Excerpted passage »

[6.7/10] My NFL team is the Dallas Cowboys. We’re presently closing in on a decade of Jason Garrett as the team’s head coach. In that span, the Cowboys have yet to make the playoffs in back-to-back years, yet to win more than one playoff game, and yet to make an appearance in a conference championship game, let alone the Super Bowl.
I don’t really expect that to change as long as Garrett remains the coach. I sincerely wonder whether it will change so long as Jerry Jones, who guest starred in an episode of The League, remains the owner, president, general manager, and general shot-caller of the team. And yet, I watch every game (more or less), read the daily Cowboys updates, and start each new season with a dose of naive optimism that maybe this will be our year, despite every indication to the contrary.
That’s the thought that pops into my head when I ask myself the following question -- why in god’s name did I watch eighty-four episodes of The League, a show that I never really liked all that much?
The best answer I can give is the same answer I’d have to give for why I still follow the Cowboys. They’re just my team. Theoretically I could just stop, or pick something else, or move on. But I’m not really built for that. I like football, an America’s Team has been my team, my entree into the world of professional football since I was a kid. There’s too much momentum to stop now.

Dataset rows »
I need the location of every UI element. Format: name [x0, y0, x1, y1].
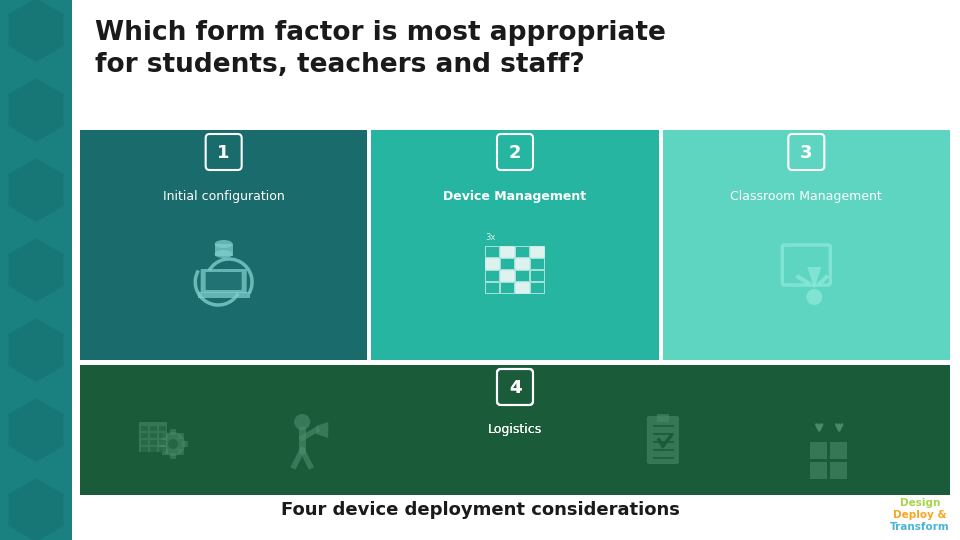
Text: 4: 4 — [509, 379, 521, 397]
Bar — [500, 270, 514, 281]
Bar — [485, 258, 499, 269]
Bar — [530, 258, 544, 269]
Text: 4: 4 — [509, 379, 521, 397]
Bar — [198, 292, 250, 298]
Circle shape — [161, 432, 185, 456]
Text: Initial configuration: Initial configuration — [163, 190, 284, 203]
Text: Logistics: Logistics — [488, 423, 542, 436]
Bar — [161, 433, 167, 438]
Bar — [500, 258, 514, 269]
Bar — [150, 426, 157, 431]
Text: Design: Design — [900, 498, 940, 508]
Bar — [150, 447, 157, 452]
FancyBboxPatch shape — [205, 272, 242, 290]
Bar — [830, 442, 847, 459]
Text: for students, teachers and staff?: for students, teachers and staff? — [95, 52, 585, 78]
Text: Classroom Management: Classroom Management — [731, 190, 882, 203]
Circle shape — [294, 414, 310, 430]
Bar — [141, 440, 148, 445]
Bar — [158, 441, 164, 447]
Circle shape — [168, 439, 178, 449]
Bar — [141, 447, 148, 452]
Bar — [179, 449, 184, 455]
Bar — [0, 0, 72, 540]
Bar — [139, 422, 167, 452]
Bar — [485, 282, 499, 293]
Bar — [150, 440, 157, 445]
Polygon shape — [807, 267, 822, 289]
Text: Transform: Transform — [890, 522, 949, 532]
Bar — [179, 433, 184, 438]
Bar — [830, 462, 847, 479]
Text: 2: 2 — [509, 144, 521, 162]
Bar — [485, 270, 499, 281]
Text: Logistics: Logistics — [488, 423, 542, 436]
Bar — [810, 462, 828, 479]
Bar — [657, 414, 669, 422]
Bar — [161, 449, 167, 455]
Text: 3: 3 — [800, 144, 812, 162]
Bar — [500, 282, 514, 293]
Bar — [515, 258, 529, 269]
Bar — [515, 270, 529, 281]
Bar — [530, 282, 544, 293]
Text: Which form factor is most appropriate: Which form factor is most appropriate — [95, 20, 666, 46]
Bar — [150, 433, 157, 438]
FancyBboxPatch shape — [647, 416, 679, 464]
Bar — [141, 426, 148, 431]
FancyBboxPatch shape — [201, 269, 247, 293]
Bar — [80, 365, 950, 495]
Bar — [80, 130, 368, 360]
Bar — [141, 433, 148, 438]
Bar — [170, 453, 176, 459]
Bar — [159, 440, 166, 445]
Ellipse shape — [215, 250, 232, 258]
Bar — [159, 447, 166, 452]
Bar — [530, 246, 544, 257]
Bar — [159, 433, 166, 438]
Bar — [170, 429, 176, 435]
Text: 3x: 3x — [485, 233, 495, 242]
Circle shape — [806, 289, 823, 305]
Bar — [515, 282, 529, 293]
Text: Four device deployment considerations: Four device deployment considerations — [280, 501, 680, 519]
Bar — [662, 130, 950, 360]
Bar — [182, 441, 188, 447]
Bar — [372, 130, 659, 360]
Bar — [485, 246, 499, 257]
Polygon shape — [316, 422, 328, 438]
Text: Device Management: Device Management — [444, 190, 587, 203]
Text: 1: 1 — [217, 144, 229, 162]
Text: Deploy &: Deploy & — [893, 510, 947, 520]
Bar — [159, 426, 166, 431]
Bar — [215, 244, 232, 256]
Bar — [500, 246, 514, 257]
Ellipse shape — [215, 240, 232, 248]
Bar — [810, 442, 828, 459]
Bar — [515, 246, 529, 257]
Bar — [530, 270, 544, 281]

Problems to work on »
[1] According to the review of The League, how many episodes of the show did the writer watch?
[2] Please extend the review of The League, picking up right after its final sentence.

Results for each task »
[1] Eighty-four.

[2]
So imagine my excitement at the prospect of a football T.V. show, one written from the perspective of an everyday fan, built around the inherent silliness and group dynamics that emerge from fantasy football. I kept chasing that promise, kept hoping that the tornado of shallow dick jokes and misogyny and “they’re likable because they’re assholes”-stye humor would eventually coalesce into something genuinely funny and able to wring the laughs out of absurdities of the NFL and the sports fan industrial complex built up around it.
Instead we have this, a middling finale to a middling-at-best show. What does “The Great Night of Shiva” give us? It gives us some throwbacks to the pilot, tying up parenthood questions, throwing out references to the first “joint” the group smoked together, and even bringing back “the oracle” for just a moment. Even The League can’t resist trying to go full circle.
It gives us one last dose of Rafi’s insanity, replete with his trademark pocket dogs and bizarre watermelon humping. It gives us another parting shot of Taco’s similar insanity, with him “vanishing” and reappearing without much to show for it. It gives us one final appearance of Shiva herself, who at least has the decency to declare that none of these guys have changed, and they’re all as stupid and obsessed with their league as they were when they started, a deranged correlary of Seinfeld’s “no learning, no hugging” mantra that co-creator Jeff Schaffer presumably learned from his time on the show.
Speaking of which, “The Great Night of Shiva” also features Larry David, who cameos as “Future Ruxin.” While it’s fun to see David’s schtick in pretty much any context, he’s not as amusing or convincing as an older-type equivalent to Ruxin as Jeff Goldblum is. And the whole It’s a Wonderful Life schtick with visions of a possible future just lean into the unfunny broad comedy that this series has resorted to time and time again.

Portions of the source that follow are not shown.